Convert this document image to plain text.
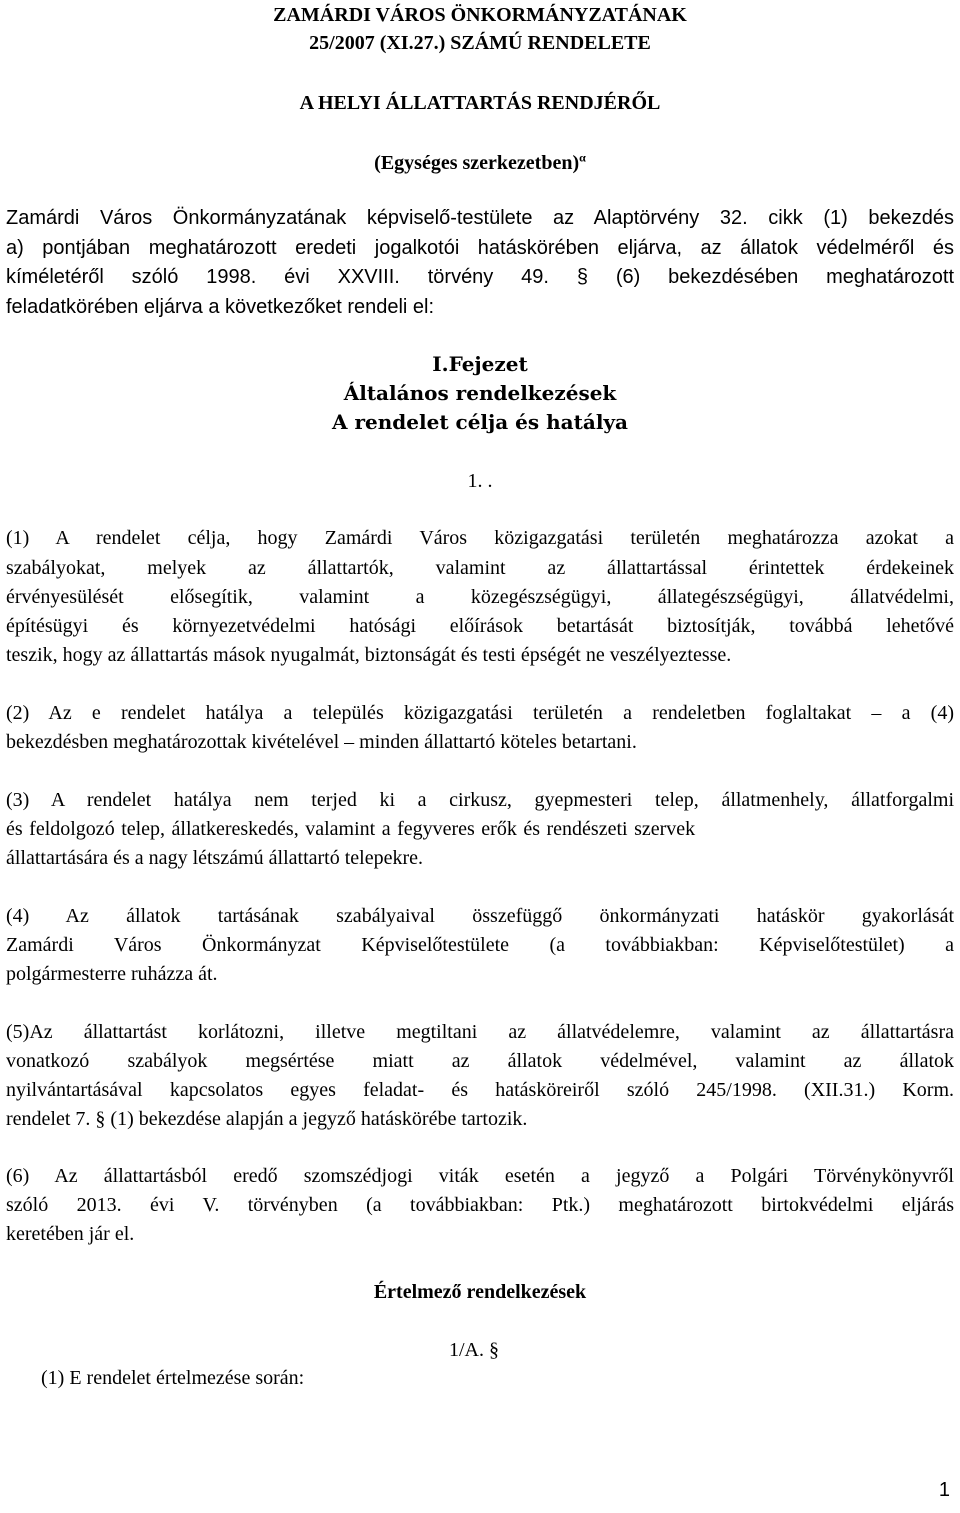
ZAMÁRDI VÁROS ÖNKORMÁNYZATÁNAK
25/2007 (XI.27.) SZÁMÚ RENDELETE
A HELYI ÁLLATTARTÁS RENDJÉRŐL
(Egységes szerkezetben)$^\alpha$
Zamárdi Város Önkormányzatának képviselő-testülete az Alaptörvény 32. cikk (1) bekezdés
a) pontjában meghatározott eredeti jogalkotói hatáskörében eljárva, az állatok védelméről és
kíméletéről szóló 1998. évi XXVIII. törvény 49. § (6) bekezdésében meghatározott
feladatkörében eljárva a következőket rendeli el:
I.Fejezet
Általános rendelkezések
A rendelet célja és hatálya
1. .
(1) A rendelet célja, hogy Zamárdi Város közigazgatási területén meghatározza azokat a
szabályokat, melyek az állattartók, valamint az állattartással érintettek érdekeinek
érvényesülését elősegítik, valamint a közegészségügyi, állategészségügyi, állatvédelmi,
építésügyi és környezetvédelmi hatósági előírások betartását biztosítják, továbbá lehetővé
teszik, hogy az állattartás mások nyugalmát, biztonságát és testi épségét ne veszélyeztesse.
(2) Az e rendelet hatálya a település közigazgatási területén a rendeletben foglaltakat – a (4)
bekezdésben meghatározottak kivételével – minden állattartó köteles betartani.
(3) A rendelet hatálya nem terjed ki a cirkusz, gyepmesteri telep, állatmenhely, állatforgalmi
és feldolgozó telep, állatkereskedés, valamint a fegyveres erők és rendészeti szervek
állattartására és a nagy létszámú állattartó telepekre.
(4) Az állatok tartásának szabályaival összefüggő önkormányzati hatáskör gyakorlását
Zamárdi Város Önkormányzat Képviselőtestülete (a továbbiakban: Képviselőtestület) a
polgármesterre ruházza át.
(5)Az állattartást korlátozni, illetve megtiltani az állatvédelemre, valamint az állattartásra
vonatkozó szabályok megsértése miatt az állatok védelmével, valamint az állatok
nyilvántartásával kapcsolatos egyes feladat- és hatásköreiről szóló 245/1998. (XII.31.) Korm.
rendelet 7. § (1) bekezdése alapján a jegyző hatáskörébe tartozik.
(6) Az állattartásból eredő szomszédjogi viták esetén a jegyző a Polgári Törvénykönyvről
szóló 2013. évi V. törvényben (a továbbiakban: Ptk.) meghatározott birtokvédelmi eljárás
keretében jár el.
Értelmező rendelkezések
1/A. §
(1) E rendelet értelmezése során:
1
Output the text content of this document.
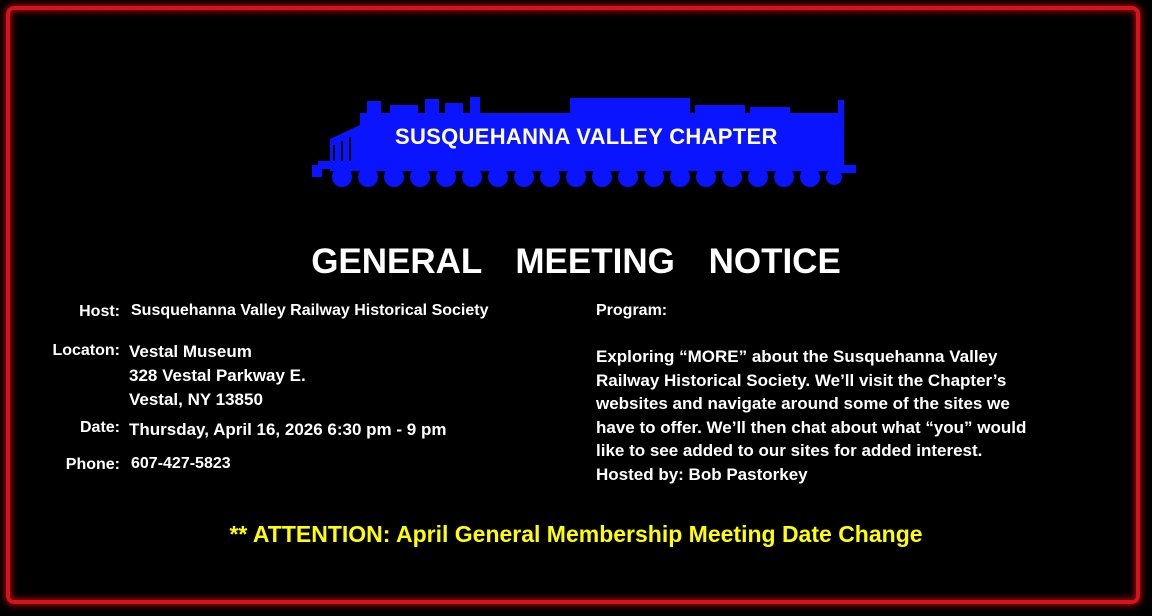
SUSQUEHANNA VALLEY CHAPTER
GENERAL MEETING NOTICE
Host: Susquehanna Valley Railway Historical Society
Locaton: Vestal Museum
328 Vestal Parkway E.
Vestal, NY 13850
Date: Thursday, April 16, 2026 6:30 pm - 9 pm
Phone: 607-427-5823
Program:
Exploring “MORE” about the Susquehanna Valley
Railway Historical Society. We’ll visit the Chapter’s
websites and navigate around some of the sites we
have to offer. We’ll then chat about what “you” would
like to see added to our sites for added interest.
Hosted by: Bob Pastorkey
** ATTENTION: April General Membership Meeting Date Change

## EXERCISE GOAL
Reproduce every record above exactly, omitting the pictures.

## EXERCISE SOLUTION
Convert this document image to plain text.
ZAMÁRDI VÁROS ÖNKORMÁNYZATÁNAK
25/2007 (XI.27.) SZÁMÚ RENDELETE
A HELYI ÁLLATTARTÁS RENDJÉRŐL
(Egységes szerkezetben)$^\alpha$
Zamárdi Város Önkormányzatának képviselő-testülete az Alaptörvény 32. cikk (1) bekezdés
a) pontjában meghatározott eredeti jogalkotói hatáskörében eljárva, az állatok védelméről és
kíméletéről szóló 1998. évi XXVIII. törvény 49. § (6) bekezdésében meghatározott
feladatkörében eljárva a következőket rendeli el:
I.Fejezet
Általános rendelkezések
A rendelet célja és hatálya
1. .
(1) A rendelet célja, hogy Zamárdi Város közigazgatási területén meghatározza azokat a
szabályokat, melyek az állattartók, valamint az állattartással érintettek érdekeinek
érvényesülését elősegítik, valamint a közegészségügyi, állategészségügyi, állatvédelmi,
építésügyi és környezetvédelmi hatósági előírások betartását biztosítják, továbbá lehetővé
teszik, hogy az állattartás mások nyugalmát, biztonságát és testi épségét ne veszélyeztesse.
(2) Az e rendelet hatálya a település közigazgatási területén a rendeletben foglaltakat – a (4)
bekezdésben meghatározottak kivételével – minden állattartó köteles betartani.
(3) A rendelet hatálya nem terjed ki a cirkusz, gyepmesteri telep, állatmenhely, állatforgalmi
és feldolgozó telep, állatkereskedés, valamint a fegyveres erők és rendészeti szervek
állattartására és a nagy létszámú állattartó telepekre.
(4) Az állatok tartásának szabályaival összefüggő önkormányzati hatáskör gyakorlását
Zamárdi Város Önkormányzat Képviselőtestülete (a továbbiakban: Képviselőtestület) a
polgármesterre ruházza át.
(5)Az állattartást korlátozni, illetve megtiltani az állatvédelemre, valamint az állattartásra
vonatkozó szabályok megsértése miatt az állatok védelmével, valamint az állatok
nyilvántartásával kapcsolatos egyes feladat- és hatásköreiről szóló 245/1998. (XII.31.) Korm.
rendelet 7. § (1) bekezdése alapján a jegyző hatáskörébe tartozik.
(6) Az állattartásból eredő szomszédjogi viták esetén a jegyző a Polgári Törvénykönyvről
szóló 2013. évi V. törvényben (a továbbiakban: Ptk.) meghatározott birtokvédelmi eljárás
keretében jár el.
Értelmező rendelkezések
1/A. §
(1) E rendelet értelmezése során:
1
Output the text content of this document.
SUSQUEHANNA VALLEY CHAPTER
GENERAL MEETING NOTICE
Host: Susquehanna Valley Railway Historical Society
Locaton: Vestal Museum
328 Vestal Parkway E.
Vestal, NY 13850
Date: Thursday, April 16, 2026 6:30 pm - 9 pm
Phone: 607-427-5823
Program:
Exploring “MORE” about the Susquehanna Valley
Railway Historical Society. We’ll visit the Chapter’s
websites and navigate around some of the sites we
have to offer. We’ll then chat about what “you” would
like to see added to our sites for added interest.
Hosted by: Bob Pastorkey
** ATTENTION: April General Membership Meeting Date Change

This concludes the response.